--- Begin Working data ---

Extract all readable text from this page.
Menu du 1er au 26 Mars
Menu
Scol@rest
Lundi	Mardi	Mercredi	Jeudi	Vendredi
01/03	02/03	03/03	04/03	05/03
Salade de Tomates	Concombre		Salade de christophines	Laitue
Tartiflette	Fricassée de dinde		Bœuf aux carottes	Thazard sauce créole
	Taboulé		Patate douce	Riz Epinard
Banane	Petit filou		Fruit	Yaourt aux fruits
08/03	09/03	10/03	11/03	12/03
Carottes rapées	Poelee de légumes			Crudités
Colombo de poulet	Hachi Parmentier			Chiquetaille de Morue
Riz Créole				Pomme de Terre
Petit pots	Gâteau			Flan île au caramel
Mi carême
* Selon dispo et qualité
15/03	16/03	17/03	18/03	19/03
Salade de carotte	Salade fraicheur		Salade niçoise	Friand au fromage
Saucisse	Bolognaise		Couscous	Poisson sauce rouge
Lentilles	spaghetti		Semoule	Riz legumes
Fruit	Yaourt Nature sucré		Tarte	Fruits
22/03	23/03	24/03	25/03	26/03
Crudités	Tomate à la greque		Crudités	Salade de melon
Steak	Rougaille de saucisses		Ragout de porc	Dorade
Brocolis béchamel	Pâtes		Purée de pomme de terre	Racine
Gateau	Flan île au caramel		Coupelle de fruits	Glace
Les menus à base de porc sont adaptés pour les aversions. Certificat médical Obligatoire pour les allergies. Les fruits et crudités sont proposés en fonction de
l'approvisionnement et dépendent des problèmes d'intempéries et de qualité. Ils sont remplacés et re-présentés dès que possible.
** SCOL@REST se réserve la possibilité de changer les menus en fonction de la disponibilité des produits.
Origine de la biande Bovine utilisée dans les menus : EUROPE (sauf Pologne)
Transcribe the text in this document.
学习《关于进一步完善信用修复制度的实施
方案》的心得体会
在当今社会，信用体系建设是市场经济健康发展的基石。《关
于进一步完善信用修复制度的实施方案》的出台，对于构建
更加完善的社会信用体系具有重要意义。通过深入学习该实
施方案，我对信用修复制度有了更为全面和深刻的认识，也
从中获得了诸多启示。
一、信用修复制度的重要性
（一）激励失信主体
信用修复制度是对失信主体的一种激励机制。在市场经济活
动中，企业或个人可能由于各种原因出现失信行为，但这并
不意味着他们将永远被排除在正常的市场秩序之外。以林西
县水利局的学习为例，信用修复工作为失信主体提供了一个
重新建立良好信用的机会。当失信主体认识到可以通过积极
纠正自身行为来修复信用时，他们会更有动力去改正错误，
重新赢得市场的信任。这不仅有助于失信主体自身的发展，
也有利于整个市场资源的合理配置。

--- End Working data ---

Instructions to follow:
Transcribe the whole listing exactly.

Worked answer:
Extract all readable text from this page.
Menu du 1er au 26 Mars
Menu
Scol@rest
Lundi	Mardi	Mercredi	Jeudi	Vendredi
01/03	02/03	03/03	04/03	05/03
Salade de Tomates	Concombre		Salade de christophines	Laitue
Tartiflette	Fricassée de dinde		Bœuf aux carottes	Thazard sauce créole
	Taboulé		Patate douce	Riz Epinard
Banane	Petit filou		Fruit	Yaourt aux fruits
08/03	09/03	10/03	11/03	12/03
Carottes rapées	Poelee de légumes			Crudités
Colombo de poulet	Hachi Parmentier			Chiquetaille de Morue
Riz Créole				Pomme de Terre
Petit pots	Gâteau			Flan île au caramel
Mi carême
* Selon dispo et qualité
15/03	16/03	17/03	18/03	19/03
Salade de carotte	Salade fraicheur		Salade niçoise	Friand au fromage
Saucisse	Bolognaise		Couscous	Poisson sauce rouge
Lentilles	spaghetti		Semoule	Riz legumes
Fruit	Yaourt Nature sucré		Tarte	Fruits
22/03	23/03	24/03	25/03	26/03
Crudités	Tomate à la greque		Crudités	Salade de melon
Steak	Rougaille de saucisses		Ragout de porc	Dorade
Brocolis béchamel	Pâtes		Purée de pomme de terre	Racine
Gateau	Flan île au caramel		Coupelle de fruits	Glace
Les menus à base de porc sont adaptés pour les aversions. Certificat médical Obligatoire pour les allergies. Les fruits et crudités sont proposés en fonction de
l'approvisionnement et dépendent des problèmes d'intempéries et de qualité. Ils sont remplacés et re-présentés dès que possible.
** SCOL@REST se réserve la possibilité de changer les menus en fonction de la disponibilité des produits.
Origine de la biande Bovine utilisée dans les menus : EUROPE (sauf Pologne)
Transcribe the text in this document.
学习《关于进一步完善信用修复制度的实施
方案》的心得体会
在当今社会，信用体系建设是市场经济健康发展的基石。《关
于进一步完善信用修复制度的实施方案》的出台，对于构建
更加完善的社会信用体系具有重要意义。通过深入学习该实
施方案，我对信用修复制度有了更为全面和深刻的认识，也
从中获得了诸多启示。
一、信用修复制度的重要性
（一）激励失信主体
信用修复制度是对失信主体的一种激励机制。在市场经济活
动中，企业或个人可能由于各种原因出现失信行为，但这并
不意味着他们将永远被排除在正常的市场秩序之外。以林西
县水利局的学习为例，信用修复工作为失信主体提供了一个
重新建立良好信用的机会。当失信主体认识到可以通过积极
纠正自身行为来修复信用时，他们会更有动力去改正错误，
重新赢得市场的信任。这不仅有助于失信主体自身的发展，
也有利于整个市场资源的合理配置。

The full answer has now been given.